[Aim of the task]: All of the material below is to be returned exactly.

[Task data]:
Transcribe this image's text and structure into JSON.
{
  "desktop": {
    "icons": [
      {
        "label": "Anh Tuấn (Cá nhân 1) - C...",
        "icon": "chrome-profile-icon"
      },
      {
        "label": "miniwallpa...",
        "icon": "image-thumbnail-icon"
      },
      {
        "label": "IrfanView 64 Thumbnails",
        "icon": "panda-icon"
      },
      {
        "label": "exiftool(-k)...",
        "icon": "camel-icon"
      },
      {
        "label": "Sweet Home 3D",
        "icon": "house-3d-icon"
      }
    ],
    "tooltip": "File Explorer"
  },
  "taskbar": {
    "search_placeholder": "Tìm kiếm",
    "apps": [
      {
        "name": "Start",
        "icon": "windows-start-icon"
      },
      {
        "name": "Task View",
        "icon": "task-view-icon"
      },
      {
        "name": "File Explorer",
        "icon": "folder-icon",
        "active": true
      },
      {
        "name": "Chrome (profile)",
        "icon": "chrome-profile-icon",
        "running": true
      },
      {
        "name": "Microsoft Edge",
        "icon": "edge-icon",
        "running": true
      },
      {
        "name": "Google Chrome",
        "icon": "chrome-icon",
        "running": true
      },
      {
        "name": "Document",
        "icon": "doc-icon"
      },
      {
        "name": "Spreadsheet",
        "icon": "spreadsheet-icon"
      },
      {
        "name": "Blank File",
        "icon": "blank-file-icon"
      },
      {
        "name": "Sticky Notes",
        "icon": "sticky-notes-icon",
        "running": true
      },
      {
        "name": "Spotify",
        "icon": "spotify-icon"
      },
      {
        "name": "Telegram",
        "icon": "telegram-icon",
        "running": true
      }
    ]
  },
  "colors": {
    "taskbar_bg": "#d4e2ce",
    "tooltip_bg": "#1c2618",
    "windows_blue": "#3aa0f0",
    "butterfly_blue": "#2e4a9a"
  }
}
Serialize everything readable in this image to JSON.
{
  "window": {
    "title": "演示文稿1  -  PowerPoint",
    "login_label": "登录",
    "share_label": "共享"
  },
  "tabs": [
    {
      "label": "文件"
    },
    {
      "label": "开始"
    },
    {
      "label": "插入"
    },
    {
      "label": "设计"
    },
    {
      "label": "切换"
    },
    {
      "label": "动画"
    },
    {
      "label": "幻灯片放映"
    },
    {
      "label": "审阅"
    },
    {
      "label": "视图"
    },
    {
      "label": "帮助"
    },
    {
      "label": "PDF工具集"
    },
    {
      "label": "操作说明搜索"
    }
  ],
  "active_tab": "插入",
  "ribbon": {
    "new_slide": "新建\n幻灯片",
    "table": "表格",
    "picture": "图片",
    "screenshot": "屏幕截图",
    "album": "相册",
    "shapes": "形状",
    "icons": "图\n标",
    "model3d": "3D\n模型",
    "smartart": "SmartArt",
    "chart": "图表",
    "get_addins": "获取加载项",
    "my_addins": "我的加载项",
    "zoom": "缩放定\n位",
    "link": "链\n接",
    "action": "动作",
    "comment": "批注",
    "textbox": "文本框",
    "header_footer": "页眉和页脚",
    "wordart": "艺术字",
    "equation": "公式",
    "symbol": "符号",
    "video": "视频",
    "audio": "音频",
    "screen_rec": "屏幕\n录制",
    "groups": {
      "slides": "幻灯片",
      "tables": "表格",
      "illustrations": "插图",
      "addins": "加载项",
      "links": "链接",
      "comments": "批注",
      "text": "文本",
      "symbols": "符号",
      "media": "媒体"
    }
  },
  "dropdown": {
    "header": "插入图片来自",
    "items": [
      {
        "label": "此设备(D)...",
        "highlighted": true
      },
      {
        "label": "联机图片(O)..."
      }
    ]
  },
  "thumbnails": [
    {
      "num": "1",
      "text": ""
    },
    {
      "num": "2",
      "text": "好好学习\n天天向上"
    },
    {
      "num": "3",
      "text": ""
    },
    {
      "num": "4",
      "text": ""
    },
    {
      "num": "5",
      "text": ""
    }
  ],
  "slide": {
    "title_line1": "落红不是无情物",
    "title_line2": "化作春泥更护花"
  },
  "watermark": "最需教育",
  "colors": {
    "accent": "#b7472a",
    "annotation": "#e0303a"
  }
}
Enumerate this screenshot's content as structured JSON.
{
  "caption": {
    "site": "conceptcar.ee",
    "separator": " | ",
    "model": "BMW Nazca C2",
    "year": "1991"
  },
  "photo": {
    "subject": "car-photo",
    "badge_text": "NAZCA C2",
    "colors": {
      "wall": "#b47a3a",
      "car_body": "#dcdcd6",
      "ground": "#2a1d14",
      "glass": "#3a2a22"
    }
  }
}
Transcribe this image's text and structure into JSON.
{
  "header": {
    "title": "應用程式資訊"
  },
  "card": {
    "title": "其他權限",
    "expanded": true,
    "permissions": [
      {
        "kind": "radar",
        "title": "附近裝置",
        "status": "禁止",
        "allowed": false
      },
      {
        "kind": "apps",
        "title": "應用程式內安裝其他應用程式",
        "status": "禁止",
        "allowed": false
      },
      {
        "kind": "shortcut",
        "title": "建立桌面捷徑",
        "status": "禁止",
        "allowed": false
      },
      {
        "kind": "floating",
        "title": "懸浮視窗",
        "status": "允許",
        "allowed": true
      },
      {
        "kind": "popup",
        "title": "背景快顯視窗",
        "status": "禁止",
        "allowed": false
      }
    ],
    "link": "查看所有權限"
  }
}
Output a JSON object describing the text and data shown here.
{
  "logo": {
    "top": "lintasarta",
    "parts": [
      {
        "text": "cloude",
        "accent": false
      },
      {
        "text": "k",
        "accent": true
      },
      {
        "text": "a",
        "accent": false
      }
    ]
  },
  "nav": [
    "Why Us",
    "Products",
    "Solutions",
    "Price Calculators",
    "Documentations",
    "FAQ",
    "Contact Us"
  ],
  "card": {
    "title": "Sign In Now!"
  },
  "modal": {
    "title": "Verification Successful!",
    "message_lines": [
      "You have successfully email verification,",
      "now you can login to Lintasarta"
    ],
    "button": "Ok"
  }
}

[The completed task]:
Transcribe this image's text and structure into JSON.
{
  "desktop": {
    "icons": [
      {
        "label": "Anh Tuấn (Cá nhân 1) - C...",
        "icon": "chrome-profile-icon"
      },
      {
        "label": "miniwallpa...",
        "icon": "image-thumbnail-icon"
      },
      {
        "label": "IrfanView 64 Thumbnails",
        "icon": "panda-icon"
      },
      {
        "label": "exiftool(-k)...",
        "icon": "camel-icon"
      },
      {
        "label": "Sweet Home 3D",
        "icon": "house-3d-icon"
      }
    ],
    "tooltip": "File Explorer"
  },
  "taskbar": {
    "search_placeholder": "Tìm kiếm",
    "apps": [
      {
        "name": "Start",
        "icon": "windows-start-icon"
      },
      {
        "name": "Task View",
        "icon": "task-view-icon"
      },
      {
        "name": "File Explorer",
        "icon": "folder-icon",
        "active": true
      },
      {
        "name": "Chrome (profile)",
        "icon": "chrome-profile-icon",
        "running": true
      },
      {
        "name": "Microsoft Edge",
        "icon": "edge-icon",
        "running": true
      },
      {
        "name": "Google Chrome",
        "icon": "chrome-icon",
        "running": true
      },
      {
        "name": "Document",
        "icon": "doc-icon"
      },
      {
        "name": "Spreadsheet",
        "icon": "spreadsheet-icon"
      },
      {
        "name": "Blank File",
        "icon": "blank-file-icon"
      },
      {
        "name": "Sticky Notes",
        "icon": "sticky-notes-icon",
        "running": true
      },
      {
        "name": "Spotify",
        "icon": "spotify-icon"
      },
      {
        "name": "Telegram",
        "icon": "telegram-icon",
        "running": true
      }
    ]
  },
  "colors": {
    "taskbar_bg": "#d4e2ce",
    "tooltip_bg": "#1c2618",
    "windows_blue": "#3aa0f0",
    "butterfly_blue": "#2e4a9a"
  }
}
Serialize everything readable in this image to JSON.
{
  "window": {
    "title": "演示文稿1  -  PowerPoint",
    "login_label": "登录",
    "share_label": "共享"
  },
  "tabs": [
    {
      "label": "文件"
    },
    {
      "label": "开始"
    },
    {
      "label": "插入"
    },
    {
      "label": "设计"
    },
    {
      "label": "切换"
    },
    {
      "label": "动画"
    },
    {
      "label": "幻灯片放映"
    },
    {
      "label": "审阅"
    },
    {
      "label": "视图"
    },
    {
      "label": "帮助"
    },
    {
      "label": "PDF工具集"
    },
    {
      "label": "操作说明搜索"
    }
  ],
  "active_tab": "插入",
  "ribbon": {
    "new_slide": "新建\n幻灯片",
    "table": "表格",
    "picture": "图片",
    "screenshot": "屏幕截图",
    "album": "相册",
    "shapes": "形状",
    "icons": "图\n标",
    "model3d": "3D\n模型",
    "smartart": "SmartArt",
    "chart": "图表",
    "get_addins": "获取加载项",
    "my_addins": "我的加载项",
    "zoom": "缩放定\n位",
    "link": "链\n接",
    "action": "动作",
    "comment": "批注",
    "textbox": "文本框",
    "header_footer": "页眉和页脚",
    "wordart": "艺术字",
    "equation": "公式",
    "symbol": "符号",
    "video": "视频",
    "audio": "音频",
    "screen_rec": "屏幕\n录制",
    "groups": {
      "slides": "幻灯片",
      "tables": "表格",
      "illustrations": "插图",
      "addins": "加载项",
      "links": "链接",
      "comments": "批注",
      "text": "文本",
      "symbols": "符号",
      "media": "媒体"
    }
  },
  "dropdown": {
    "header": "插入图片来自",
    "items": [
      {
        "label": "此设备(D)...",
        "highlighted": true
      },
      {
        "label": "联机图片(O)..."
      }
    ]
  },
  "thumbnails": [
    {
      "num": "1",
      "text": ""
    },
    {
      "num": "2",
      "text": "好好学习\n天天向上"
    },
    {
      "num": "3",
      "text": ""
    },
    {
      "num": "4",
      "text": ""
    },
    {
      "num": "5",
      "text": ""
    }
  ],
  "slide": {
    "title_line1": "落红不是无情物",
    "title_line2": "化作春泥更护花"
  },
  "watermark": "最需教育",
  "colors": {
    "accent": "#b7472a",
    "annotation": "#e0303a"
  }
}
Enumerate this screenshot's content as structured JSON.
{
  "caption": {
    "site": "conceptcar.ee",
    "separator": " | ",
    "model": "BMW Nazca C2",
    "year": "1991"
  },
  "photo": {
    "subject": "car-photo",
    "badge_text": "NAZCA C2",
    "colors": {
      "wall": "#b47a3a",
      "car_body": "#dcdcd6",
      "ground": "#2a1d14",
      "glass": "#3a2a22"
    }
  }
}
Transcribe this image's text and structure into JSON.
{
  "header": {
    "title": "應用程式資訊"
  },
  "card": {
    "title": "其他權限",
    "expanded": true,
    "permissions": [
      {
        "kind": "radar",
        "title": "附近裝置",
        "status": "禁止",
        "allowed": false
      },
      {
        "kind": "apps",
        "title": "應用程式內安裝其他應用程式",
        "status": "禁止",
        "allowed": false
      },
      {
        "kind": "shortcut",
        "title": "建立桌面捷徑",
        "status": "禁止",
        "allowed": false
      },
      {
        "kind": "floating",
        "title": "懸浮視窗",
        "status": "允許",
        "allowed": true
      },
      {
        "kind": "popup",
        "title": "背景快顯視窗",
        "status": "禁止",
        "allowed": false
      }
    ],
    "link": "查看所有權限"
  }
}
Output a JSON object describing the text and data shown here.
{
  "logo": {
    "top": "lintasarta",
    "parts": [
      {
        "text": "cloude",
        "accent": false
      },
      {
        "text": "k",
        "accent": true
      },
      {
        "text": "a",
        "accent": false
      }
    ]
  },
  "nav": [
    "Why Us",
    "Products",
    "Solutions",
    "Price Calculators",
    "Documentations",
    "FAQ",
    "Contact Us"
  ],
  "card": {
    "title": "Sign In Now!"
  },
  "modal": {
    "title": "Verification Successful!",
    "message_lines": [
      "You have successfully email verification,",
      "now you can login to Lintasarta"
    ],
    "button": "Ok"
  }
}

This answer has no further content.